The problem:
Write out all the lines again, precisely as they stand, but without the images.

Data shown:

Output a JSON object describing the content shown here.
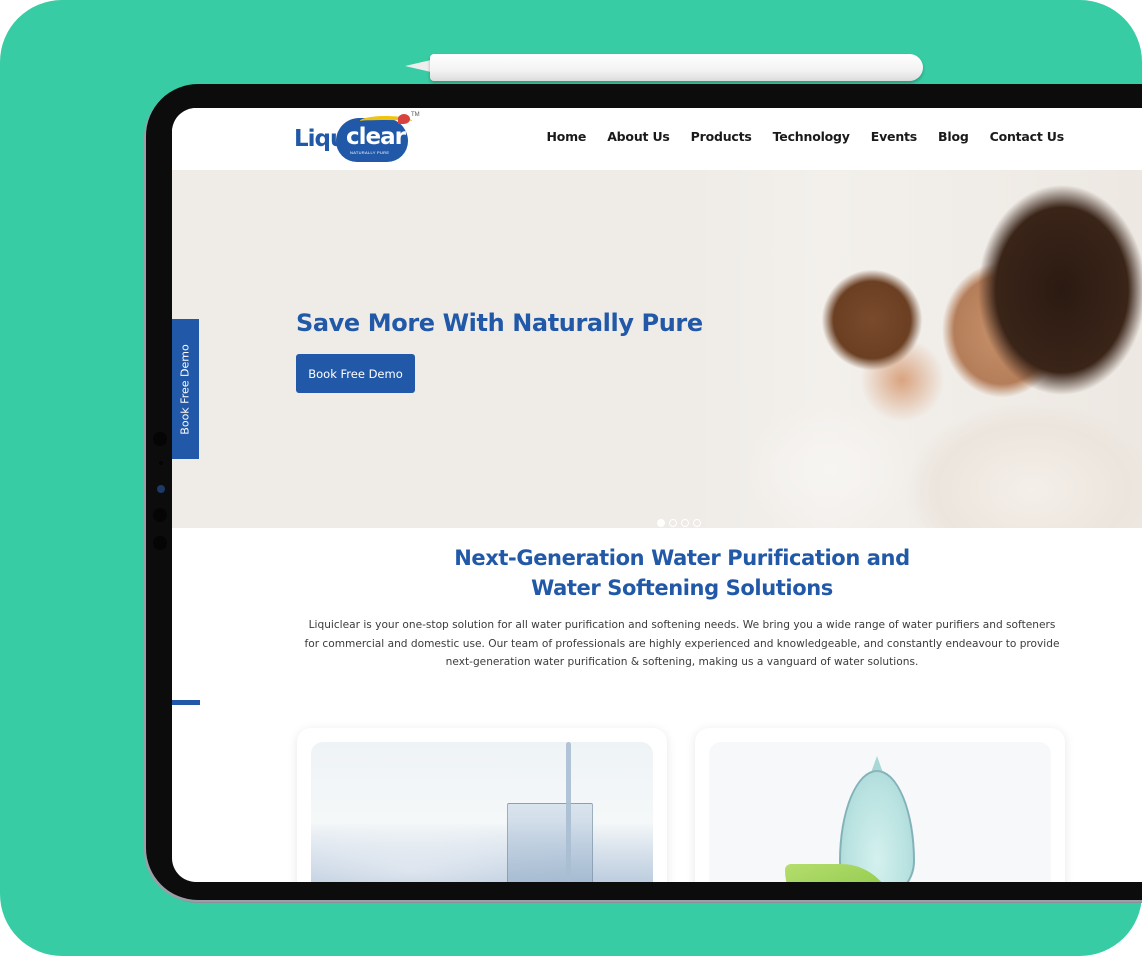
{
  "colors": {
    "background": "#38cca4",
    "brand_blue": "#2159a8",
    "tablet_bezel": "#0c0c0c",
    "hero_bg": "#efece8"
  },
  "header": {
    "logo": {
      "text_left": "Li",
      "text_mid": "qui",
      "text_word": "clear",
      "tagline": "NATURALLY PURE",
      "trademark": "TM",
      "full_name": "Liquiclear"
    },
    "nav": [
      {
        "label": "Home"
      },
      {
        "label": "About Us"
      },
      {
        "label": "Products"
      },
      {
        "label": "Technology"
      },
      {
        "label": "Events"
      },
      {
        "label": "Blog"
      },
      {
        "label": "Contact Us"
      }
    ]
  },
  "hero": {
    "title": "Save More With Naturally Pure",
    "cta_label": "Book Free Demo",
    "side_tab_label": "Book Free Demo",
    "image_alt": "mother-and-baby-photo",
    "slides": {
      "count": 4,
      "active_index": 0
    }
  },
  "intro": {
    "title_line1": "Next-Generation Water Purification and",
    "title_line2": "Water Softening Solutions",
    "body": "Liquiclear is your one-stop solution for all water purification and softening needs. We bring you a wide range of water purifiers and softeners for commercial and domestic use. Our team of professionals are highly experienced and knowledgeable, and constantly endeavour to provide next-generation water purification & softening, making us a vanguard of water solutions."
  },
  "cards": [
    {
      "image_alt": "glass-of-water-clouds-image"
    },
    {
      "image_alt": "water-drop-leaf-image"
    }
  ]
}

Output for this task:
Output a JSON object describing the content shown here.
{
  "colors": {
    "background": "#38cca4",
    "brand_blue": "#2159a8",
    "tablet_bezel": "#0c0c0c",
    "hero_bg": "#efece8"
  },
  "header": {
    "logo": {
      "text_left": "Li",
      "text_mid": "qui",
      "text_word": "clear",
      "tagline": "NATURALLY PURE",
      "trademark": "TM",
      "full_name": "Liquiclear"
    },
    "nav": [
      {
        "label": "Home"
      },
      {
        "label": "About Us"
      },
      {
        "label": "Products"
      },
      {
        "label": "Technology"
      },
      {
        "label": "Events"
      },
      {
        "label": "Blog"
      },
      {
        "label": "Contact Us"
      }
    ]
  },
  "hero": {
    "title": "Save More With Naturally Pure",
    "cta_label": "Book Free Demo",
    "side_tab_label": "Book Free Demo",
    "image_alt": "mother-and-baby-photo",
    "slides": {
      "count": 4,
      "active_index": 0
    }
  },
  "intro": {
    "title_line1": "Next-Generation Water Purification and",
    "title_line2": "Water Softening Solutions",
    "body": "Liquiclear is your one-stop solution for all water purification and softening needs. We bring you a wide range of water purifiers and softeners for commercial and domestic use. Our team of professionals are highly experienced and knowledgeable, and constantly endeavour to provide next-generation water purification & softening, making us a vanguard of water solutions."
  },
  "cards": [
    {
      "image_alt": "glass-of-water-clouds-image"
    },
    {
      "image_alt": "water-drop-leaf-image"
    }
  ]
}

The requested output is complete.